(Items from a figure collection)
=====

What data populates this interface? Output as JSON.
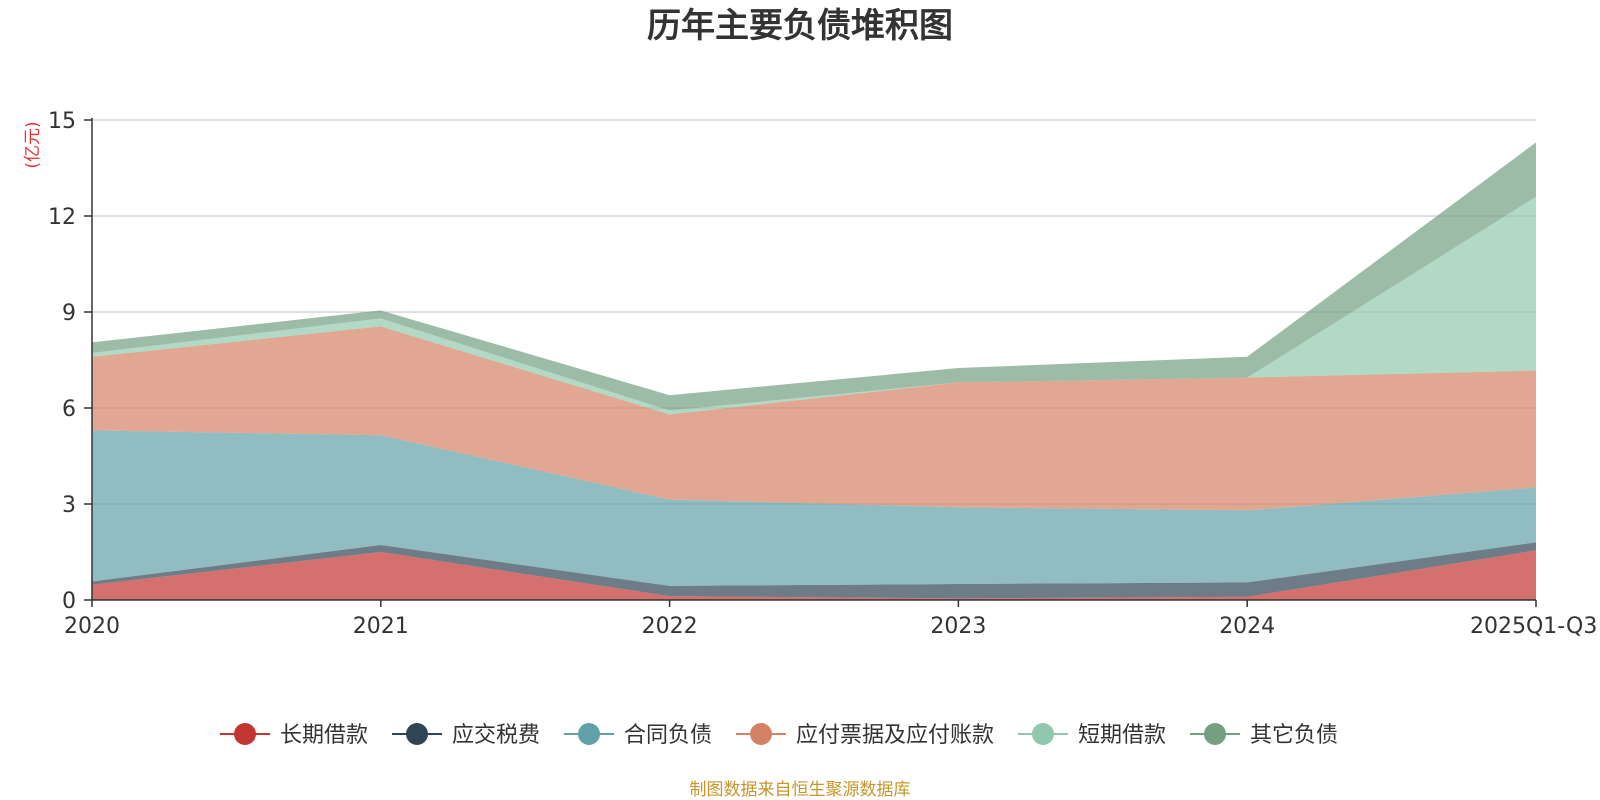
{
  "chart_data": {
    "type": "area",
    "stacked": true,
    "title": "历年主要负债堆积图",
    "ylabel": "(亿元)",
    "categories": [
      "2020",
      "2021",
      "2022",
      "2023",
      "2024",
      "2025Q1-Q3"
    ],
    "ylim": [
      0,
      15
    ],
    "yticks": [
      0,
      3,
      6,
      9,
      12,
      15
    ],
    "grid": true,
    "legend_position": "bottom",
    "series": [
      {
        "name": "长期借款",
        "color": "#c23531",
        "values": [
          0.48,
          1.5,
          0.12,
          0.05,
          0.1,
          1.55
        ]
      },
      {
        "name": "应交税费",
        "color": "#2f4554",
        "values": [
          0.1,
          0.22,
          0.32,
          0.45,
          0.45,
          0.25
        ]
      },
      {
        "name": "合同负债",
        "color": "#61a0a8",
        "values": [
          4.72,
          3.43,
          2.7,
          2.4,
          2.25,
          1.72
        ]
      },
      {
        "name": "应付票据及应付账款",
        "color": "#d48265",
        "values": [
          2.3,
          3.4,
          2.66,
          3.9,
          4.15,
          3.65
        ]
      },
      {
        "name": "短期借款",
        "color": "#91c7ae",
        "values": [
          0.12,
          0.25,
          0.12,
          0.0,
          0.0,
          5.43
        ]
      },
      {
        "name": "其它负债",
        "color": "#749f83",
        "values": [
          0.33,
          0.25,
          0.48,
          0.45,
          0.65,
          1.7
        ]
      }
    ]
  },
  "source_note": "制图数据来自恒生聚源数据库"
}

=====

> [What this task involves]: Return all of the entries word for word, but omit the pictures.

> [Result below]:
What data populates this interface? Output as JSON.
{
  "chart_data": {
    "type": "area",
    "stacked": true,
    "title": "历年主要负债堆积图",
    "ylabel": "(亿元)",
    "categories": [
      "2020",
      "2021",
      "2022",
      "2023",
      "2024",
      "2025Q1-Q3"
    ],
    "ylim": [
      0,
      15
    ],
    "yticks": [
      0,
      3,
      6,
      9,
      12,
      15
    ],
    "grid": true,
    "legend_position": "bottom",
    "series": [
      {
        "name": "长期借款",
        "color": "#c23531",
        "values": [
          0.48,
          1.5,
          0.12,
          0.05,
          0.1,
          1.55
        ]
      },
      {
        "name": "应交税费",
        "color": "#2f4554",
        "values": [
          0.1,
          0.22,
          0.32,
          0.45,
          0.45,
          0.25
        ]
      },
      {
        "name": "合同负债",
        "color": "#61a0a8",
        "values": [
          4.72,
          3.43,
          2.7,
          2.4,
          2.25,
          1.72
        ]
      },
      {
        "name": "应付票据及应付账款",
        "color": "#d48265",
        "values": [
          2.3,
          3.4,
          2.66,
          3.9,
          4.15,
          3.65
        ]
      },
      {
        "name": "短期借款",
        "color": "#91c7ae",
        "values": [
          0.12,
          0.25,
          0.12,
          0.0,
          0.0,
          5.43
        ]
      },
      {
        "name": "其它负债",
        "color": "#749f83",
        "values": [
          0.33,
          0.25,
          0.48,
          0.45,
          0.65,
          1.7
        ]
      }
    ]
  },
  "source_note": "制图数据来自恒生聚源数据库"
}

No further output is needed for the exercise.